Information shown
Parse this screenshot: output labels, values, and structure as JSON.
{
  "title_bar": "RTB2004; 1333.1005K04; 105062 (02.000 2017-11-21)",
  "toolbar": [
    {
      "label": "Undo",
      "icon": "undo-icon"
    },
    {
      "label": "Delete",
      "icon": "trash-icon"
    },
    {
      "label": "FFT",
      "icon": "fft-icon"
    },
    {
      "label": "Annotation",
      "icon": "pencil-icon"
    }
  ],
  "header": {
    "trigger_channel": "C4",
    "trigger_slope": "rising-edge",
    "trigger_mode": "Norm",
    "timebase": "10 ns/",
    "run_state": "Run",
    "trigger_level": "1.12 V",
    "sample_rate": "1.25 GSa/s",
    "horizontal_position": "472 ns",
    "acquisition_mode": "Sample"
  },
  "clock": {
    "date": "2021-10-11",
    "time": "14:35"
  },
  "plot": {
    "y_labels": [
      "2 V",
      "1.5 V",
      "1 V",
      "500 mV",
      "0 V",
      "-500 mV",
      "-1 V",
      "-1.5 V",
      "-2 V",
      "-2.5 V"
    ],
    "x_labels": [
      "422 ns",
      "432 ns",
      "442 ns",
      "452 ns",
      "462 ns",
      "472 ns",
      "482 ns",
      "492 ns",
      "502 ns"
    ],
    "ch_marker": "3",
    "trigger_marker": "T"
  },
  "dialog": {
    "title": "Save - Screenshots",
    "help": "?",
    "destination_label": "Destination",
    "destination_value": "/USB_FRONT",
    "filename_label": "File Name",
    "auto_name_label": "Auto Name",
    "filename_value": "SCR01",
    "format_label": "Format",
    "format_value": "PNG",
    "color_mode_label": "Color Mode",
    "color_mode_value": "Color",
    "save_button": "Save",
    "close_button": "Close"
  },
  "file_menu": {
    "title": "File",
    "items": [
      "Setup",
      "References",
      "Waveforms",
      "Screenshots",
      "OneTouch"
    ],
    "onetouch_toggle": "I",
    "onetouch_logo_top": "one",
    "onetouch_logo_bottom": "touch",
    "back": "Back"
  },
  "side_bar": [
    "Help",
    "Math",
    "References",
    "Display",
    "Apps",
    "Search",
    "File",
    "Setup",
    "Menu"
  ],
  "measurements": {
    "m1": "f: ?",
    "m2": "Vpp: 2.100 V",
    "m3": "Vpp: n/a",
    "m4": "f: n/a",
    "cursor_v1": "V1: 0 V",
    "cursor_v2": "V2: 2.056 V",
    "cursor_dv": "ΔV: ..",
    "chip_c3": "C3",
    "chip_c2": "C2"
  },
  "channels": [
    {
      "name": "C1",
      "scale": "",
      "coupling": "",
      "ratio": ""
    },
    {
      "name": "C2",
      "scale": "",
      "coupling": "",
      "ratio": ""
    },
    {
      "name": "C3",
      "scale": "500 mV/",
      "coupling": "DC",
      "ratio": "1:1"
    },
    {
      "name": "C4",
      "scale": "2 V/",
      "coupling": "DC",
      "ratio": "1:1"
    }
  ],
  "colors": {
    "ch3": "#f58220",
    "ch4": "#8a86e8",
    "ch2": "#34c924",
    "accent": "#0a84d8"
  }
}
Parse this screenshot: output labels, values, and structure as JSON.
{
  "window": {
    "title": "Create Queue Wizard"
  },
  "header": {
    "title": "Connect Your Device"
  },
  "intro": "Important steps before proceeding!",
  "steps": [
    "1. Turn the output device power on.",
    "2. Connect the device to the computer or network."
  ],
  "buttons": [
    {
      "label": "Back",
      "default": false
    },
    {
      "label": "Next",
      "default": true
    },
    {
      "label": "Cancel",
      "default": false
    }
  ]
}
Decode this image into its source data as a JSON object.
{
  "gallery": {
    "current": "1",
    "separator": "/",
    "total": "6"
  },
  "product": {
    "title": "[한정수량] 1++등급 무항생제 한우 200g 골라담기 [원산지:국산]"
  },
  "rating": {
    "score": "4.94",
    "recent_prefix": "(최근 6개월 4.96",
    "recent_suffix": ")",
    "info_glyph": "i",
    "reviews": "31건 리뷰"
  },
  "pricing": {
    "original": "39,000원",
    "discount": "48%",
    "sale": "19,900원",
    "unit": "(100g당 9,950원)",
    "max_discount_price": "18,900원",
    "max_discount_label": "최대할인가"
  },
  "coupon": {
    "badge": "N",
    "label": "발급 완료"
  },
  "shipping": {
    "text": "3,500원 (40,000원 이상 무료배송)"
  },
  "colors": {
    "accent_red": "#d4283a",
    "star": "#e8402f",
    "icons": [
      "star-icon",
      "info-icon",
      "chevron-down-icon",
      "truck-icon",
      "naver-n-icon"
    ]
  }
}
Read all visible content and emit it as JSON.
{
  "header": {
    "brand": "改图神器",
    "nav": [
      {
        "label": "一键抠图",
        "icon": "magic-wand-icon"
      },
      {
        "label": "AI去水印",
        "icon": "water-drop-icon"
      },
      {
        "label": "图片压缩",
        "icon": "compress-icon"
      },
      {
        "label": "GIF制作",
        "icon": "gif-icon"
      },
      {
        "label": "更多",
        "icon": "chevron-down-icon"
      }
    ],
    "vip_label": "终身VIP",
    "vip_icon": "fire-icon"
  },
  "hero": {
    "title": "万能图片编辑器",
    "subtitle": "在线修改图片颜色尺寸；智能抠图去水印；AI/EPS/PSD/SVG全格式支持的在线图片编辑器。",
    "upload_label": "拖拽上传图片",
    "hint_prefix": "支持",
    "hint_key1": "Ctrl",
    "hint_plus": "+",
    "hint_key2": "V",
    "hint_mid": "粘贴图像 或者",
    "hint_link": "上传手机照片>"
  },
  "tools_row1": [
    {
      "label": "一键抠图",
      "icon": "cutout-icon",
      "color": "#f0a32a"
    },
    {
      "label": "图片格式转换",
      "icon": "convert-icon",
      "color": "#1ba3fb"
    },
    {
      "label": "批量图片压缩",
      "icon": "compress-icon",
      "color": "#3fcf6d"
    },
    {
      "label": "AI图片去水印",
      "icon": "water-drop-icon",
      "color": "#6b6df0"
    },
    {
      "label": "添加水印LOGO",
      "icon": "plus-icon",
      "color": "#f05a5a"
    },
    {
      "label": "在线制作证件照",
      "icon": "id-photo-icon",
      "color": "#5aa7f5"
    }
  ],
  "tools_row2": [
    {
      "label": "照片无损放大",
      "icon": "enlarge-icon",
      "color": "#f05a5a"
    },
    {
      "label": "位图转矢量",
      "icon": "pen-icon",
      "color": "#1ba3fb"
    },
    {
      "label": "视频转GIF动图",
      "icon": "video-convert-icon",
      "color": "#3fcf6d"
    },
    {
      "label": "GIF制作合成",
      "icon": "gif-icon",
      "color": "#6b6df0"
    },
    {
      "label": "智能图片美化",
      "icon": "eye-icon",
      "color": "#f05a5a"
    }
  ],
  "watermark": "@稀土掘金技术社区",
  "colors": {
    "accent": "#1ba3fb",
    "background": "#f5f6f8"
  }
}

Directive
Would you copy out each line exactly as written?

Solution
Parse this screenshot: output labels, values, and structure as JSON.
{
  "title_bar": "RTB2004; 1333.1005K04; 105062 (02.000 2017-11-21)",
  "toolbar": [
    {
      "label": "Undo",
      "icon": "undo-icon"
    },
    {
      "label": "Delete",
      "icon": "trash-icon"
    },
    {
      "label": "FFT",
      "icon": "fft-icon"
    },
    {
      "label": "Annotation",
      "icon": "pencil-icon"
    }
  ],
  "header": {
    "trigger_channel": "C4",
    "trigger_slope": "rising-edge",
    "trigger_mode": "Norm",
    "timebase": "10 ns/",
    "run_state": "Run",
    "trigger_level": "1.12 V",
    "sample_rate": "1.25 GSa/s",
    "horizontal_position": "472 ns",
    "acquisition_mode": "Sample"
  },
  "clock": {
    "date": "2021-10-11",
    "time": "14:35"
  },
  "plot": {
    "y_labels": [
      "2 V",
      "1.5 V",
      "1 V",
      "500 mV",
      "0 V",
      "-500 mV",
      "-1 V",
      "-1.5 V",
      "-2 V",
      "-2.5 V"
    ],
    "x_labels": [
      "422 ns",
      "432 ns",
      "442 ns",
      "452 ns",
      "462 ns",
      "472 ns",
      "482 ns",
      "492 ns",
      "502 ns"
    ],
    "ch_marker": "3",
    "trigger_marker": "T"
  },
  "dialog": {
    "title": "Save - Screenshots",
    "help": "?",
    "destination_label": "Destination",
    "destination_value": "/USB_FRONT",
    "filename_label": "File Name",
    "auto_name_label": "Auto Name",
    "filename_value": "SCR01",
    "format_label": "Format",
    "format_value": "PNG",
    "color_mode_label": "Color Mode",
    "color_mode_value": "Color",
    "save_button": "Save",
    "close_button": "Close"
  },
  "file_menu": {
    "title": "File",
    "items": [
      "Setup",
      "References",
      "Waveforms",
      "Screenshots",
      "OneTouch"
    ],
    "onetouch_toggle": "I",
    "onetouch_logo_top": "one",
    "onetouch_logo_bottom": "touch",
    "back": "Back"
  },
  "side_bar": [
    "Help",
    "Math",
    "References",
    "Display",
    "Apps",
    "Search",
    "File",
    "Setup",
    "Menu"
  ],
  "measurements": {
    "m1": "f: ?",
    "m2": "Vpp: 2.100 V",
    "m3": "Vpp: n/a",
    "m4": "f: n/a",
    "cursor_v1": "V1: 0 V",
    "cursor_v2": "V2: 2.056 V",
    "cursor_dv": "ΔV: ..",
    "chip_c3": "C3",
    "chip_c2": "C2"
  },
  "channels": [
    {
      "name": "C1",
      "scale": "",
      "coupling": "",
      "ratio": ""
    },
    {
      "name": "C2",
      "scale": "",
      "coupling": "",
      "ratio": ""
    },
    {
      "name": "C3",
      "scale": "500 mV/",
      "coupling": "DC",
      "ratio": "1:1"
    },
    {
      "name": "C4",
      "scale": "2 V/",
      "coupling": "DC",
      "ratio": "1:1"
    }
  ],
  "colors": {
    "ch3": "#f58220",
    "ch4": "#8a86e8",
    "ch2": "#34c924",
    "accent": "#0a84d8"
  }
}
Parse this screenshot: output labels, values, and structure as JSON.
{
  "window": {
    "title": "Create Queue Wizard"
  },
  "header": {
    "title": "Connect Your Device"
  },
  "intro": "Important steps before proceeding!",
  "steps": [
    "1. Turn the output device power on.",
    "2. Connect the device to the computer or network."
  ],
  "buttons": [
    {
      "label": "Back",
      "default": false
    },
    {
      "label": "Next",
      "default": true
    },
    {
      "label": "Cancel",
      "default": false
    }
  ]
}
Decode this image into its source data as a JSON object.
{
  "gallery": {
    "current": "1",
    "separator": "/",
    "total": "6"
  },
  "product": {
    "title": "[한정수량] 1++등급 무항생제 한우 200g 골라담기 [원산지:국산]"
  },
  "rating": {
    "score": "4.94",
    "recent_prefix": "(최근 6개월 4.96",
    "recent_suffix": ")",
    "info_glyph": "i",
    "reviews": "31건 리뷰"
  },
  "pricing": {
    "original": "39,000원",
    "discount": "48%",
    "sale": "19,900원",
    "unit": "(100g당 9,950원)",
    "max_discount_price": "18,900원",
    "max_discount_label": "최대할인가"
  },
  "coupon": {
    "badge": "N",
    "label": "발급 완료"
  },
  "shipping": {
    "text": "3,500원 (40,000원 이상 무료배송)"
  },
  "colors": {
    "accent_red": "#d4283a",
    "star": "#e8402f",
    "icons": [
      "star-icon",
      "info-icon",
      "chevron-down-icon",
      "truck-icon",
      "naver-n-icon"
    ]
  }
}
Read all visible content and emit it as JSON.
{
  "header": {
    "brand": "改图神器",
    "nav": [
      {
        "label": "一键抠图",
        "icon": "magic-wand-icon"
      },
      {
        "label": "AI去水印",
        "icon": "water-drop-icon"
      },
      {
        "label": "图片压缩",
        "icon": "compress-icon"
      },
      {
        "label": "GIF制作",
        "icon": "gif-icon"
      },
      {
        "label": "更多",
        "icon": "chevron-down-icon"
      }
    ],
    "vip_label": "终身VIP",
    "vip_icon": "fire-icon"
  },
  "hero": {
    "title": "万能图片编辑器",
    "subtitle": "在线修改图片颜色尺寸；智能抠图去水印；AI/EPS/PSD/SVG全格式支持的在线图片编辑器。",
    "upload_label": "拖拽上传图片",
    "hint_prefix": "支持",
    "hint_key1": "Ctrl",
    "hint_plus": "+",
    "hint_key2": "V",
    "hint_mid": "粘贴图像 或者",
    "hint_link": "上传手机照片>"
  },
  "tools_row1": [
    {
      "label": "一键抠图",
      "icon": "cutout-icon",
      "color": "#f0a32a"
    },
    {
      "label": "图片格式转换",
      "icon": "convert-icon",
      "color": "#1ba3fb"
    },
    {
      "label": "批量图片压缩",
      "icon": "compress-icon",
      "color": "#3fcf6d"
    },
    {
      "label": "AI图片去水印",
      "icon": "water-drop-icon",
      "color": "#6b6df0"
    },
    {
      "label": "添加水印LOGO",
      "icon": "plus-icon",
      "color": "#f05a5a"
    },
    {
      "label": "在线制作证件照",
      "icon": "id-photo-icon",
      "color": "#5aa7f5"
    }
  ],
  "tools_row2": [
    {
      "label": "照片无损放大",
      "icon": "enlarge-icon",
      "color": "#f05a5a"
    },
    {
      "label": "位图转矢量",
      "icon": "pen-icon",
      "color": "#1ba3fb"
    },
    {
      "label": "视频转GIF动图",
      "icon": "video-convert-icon",
      "color": "#3fcf6d"
    },
    {
      "label": "GIF制作合成",
      "icon": "gif-icon",
      "color": "#6b6df0"
    },
    {
      "label": "智能图片美化",
      "icon": "eye-icon",
      "color": "#f05a5a"
    }
  ],
  "watermark": "@稀土掘金技术社区",
  "colors": {
    "accent": "#1ba3fb",
    "background": "#f5f6f8"
  }
}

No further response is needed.